§ Task objective
Reproduce every record exactly as it appears, but not the pictures.

§

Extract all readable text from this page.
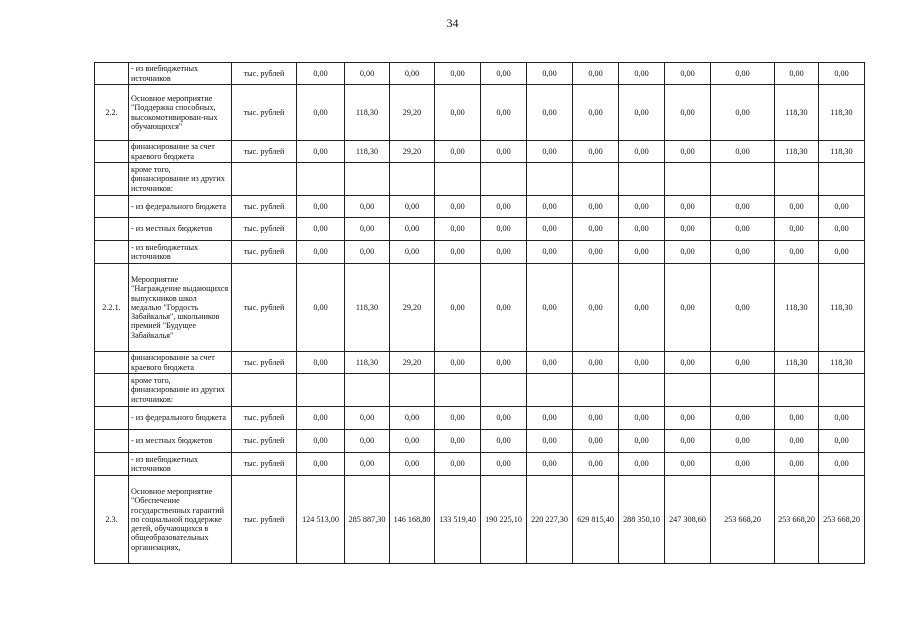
34
	- из внебюджетных источников	тыс. рублей	0,00	0,00	0,00	0,00	0,00	0,00	0,00	0,00	0,00	0,00	0,00	0,00
2.2.	Основное мероприятие "Поддержка способных, высокомотивирован-ных обучающихся"	тыс. рублей	0,00	118,30	29,20	0,00	0,00	0,00	0,00	0,00	0,00	0,00	118,30	118,30
	финансирование за счет краевого бюджета	тыс. рублей	0,00	118,30	29,20	0,00	0,00	0,00	0,00	0,00	0,00	0,00	118,30	118,30
	кроме того, финансирование из других источников:													
	- из федерального бюджета	тыс. рублей	0,00	0,00	0,00	0,00	0,00	0,00	0,00	0,00	0,00	0,00	0,00	0,00
	- из местных бюджетов	тыс. рублей	0,00	0,00	0,00	0,00	0,00	0,00	0,00	0,00	0,00	0,00	0,00	0,00
	- из внебюджетных источников	тыс. рублей	0,00	0,00	0,00	0,00	0,00	0,00	0,00	0,00	0,00	0,00	0,00	0,00
2.2.1.	Мероприятие "Награждение выдающихся выпускников школ медалью "Гордость Забайкалья", школьников премией "Будущее Забайкалья"	тыс. рублей	0,00	118,30	29,20	0,00	0,00	0,00	0,00	0,00	0,00	0,00	118,30	118,30
	финансирование за счет краевого бюджета	тыс. рублей	0,00	118,30	29,20	0,00	0,00	0,00	0,00	0,00	0,00	0,00	118,30	118,30
	кроме того, финансирование из других источников:													
	- из федерального бюджета	тыс. рублей	0,00	0,00	0,00	0,00	0,00	0,00	0,00	0,00	0,00	0,00	0,00	0,00
	- из местных бюджетов	тыс. рублей	0,00	0,00	0,00	0,00	0,00	0,00	0,00	0,00	0,00	0,00	0,00	0,00
	- из внебюджетных источников	тыс. рублей	0,00	0,00	0,00	0,00	0,00	0,00	0,00	0,00	0,00	0,00	0,00	0,00
2.3.	Основное мероприятие "Обеспечение государственных гарантий по социальной поддержке детей, обучающихся в общеобразовательных организациях,	тыс. рублей	124 513,00	285 887,30	146 168,80	133 519,40	190 225,10	220 227,30	629 815,40	288 350,10	247 308,60	253 668,20	253 668,20	253 668,20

§

§ Full solution
Extract all readable text from this page.
34
	- из внебюджетных источников	тыс. рублей	0,00	0,00	0,00	0,00	0,00	0,00	0,00	0,00	0,00	0,00	0,00	0,00
2.2.	Основное мероприятие "Поддержка способных, высокомотивирован-ных обучающихся"	тыс. рублей	0,00	118,30	29,20	0,00	0,00	0,00	0,00	0,00	0,00	0,00	118,30	118,30
	финансирование за счет краевого бюджета	тыс. рублей	0,00	118,30	29,20	0,00	0,00	0,00	0,00	0,00	0,00	0,00	118,30	118,30
	кроме того, финансирование из других источников:													
	- из федерального бюджета	тыс. рублей	0,00	0,00	0,00	0,00	0,00	0,00	0,00	0,00	0,00	0,00	0,00	0,00
	- из местных бюджетов	тыс. рублей	0,00	0,00	0,00	0,00	0,00	0,00	0,00	0,00	0,00	0,00	0,00	0,00
	- из внебюджетных источников	тыс. рублей	0,00	0,00	0,00	0,00	0,00	0,00	0,00	0,00	0,00	0,00	0,00	0,00
2.2.1.	Мероприятие "Награждение выдающихся выпускников школ медалью "Гордость Забайкалья", школьников премией "Будущее Забайкалья"	тыс. рублей	0,00	118,30	29,20	0,00	0,00	0,00	0,00	0,00	0,00	0,00	118,30	118,30
	финансирование за счет краевого бюджета	тыс. рублей	0,00	118,30	29,20	0,00	0,00	0,00	0,00	0,00	0,00	0,00	118,30	118,30
	кроме того, финансирование из других источников:													
	- из федерального бюджета	тыс. рублей	0,00	0,00	0,00	0,00	0,00	0,00	0,00	0,00	0,00	0,00	0,00	0,00
	- из местных бюджетов	тыс. рублей	0,00	0,00	0,00	0,00	0,00	0,00	0,00	0,00	0,00	0,00	0,00	0,00
	- из внебюджетных источников	тыс. рублей	0,00	0,00	0,00	0,00	0,00	0,00	0,00	0,00	0,00	0,00	0,00	0,00
2.3.	Основное мероприятие "Обеспечение государственных гарантий по социальной поддержке детей, обучающихся в общеобразовательных организациях,	тыс. рублей	124 513,00	285 887,30	146 168,80	133 519,40	190 225,10	220 227,30	629 815,40	288 350,10	247 308,60	253 668,20	253 668,20	253 668,20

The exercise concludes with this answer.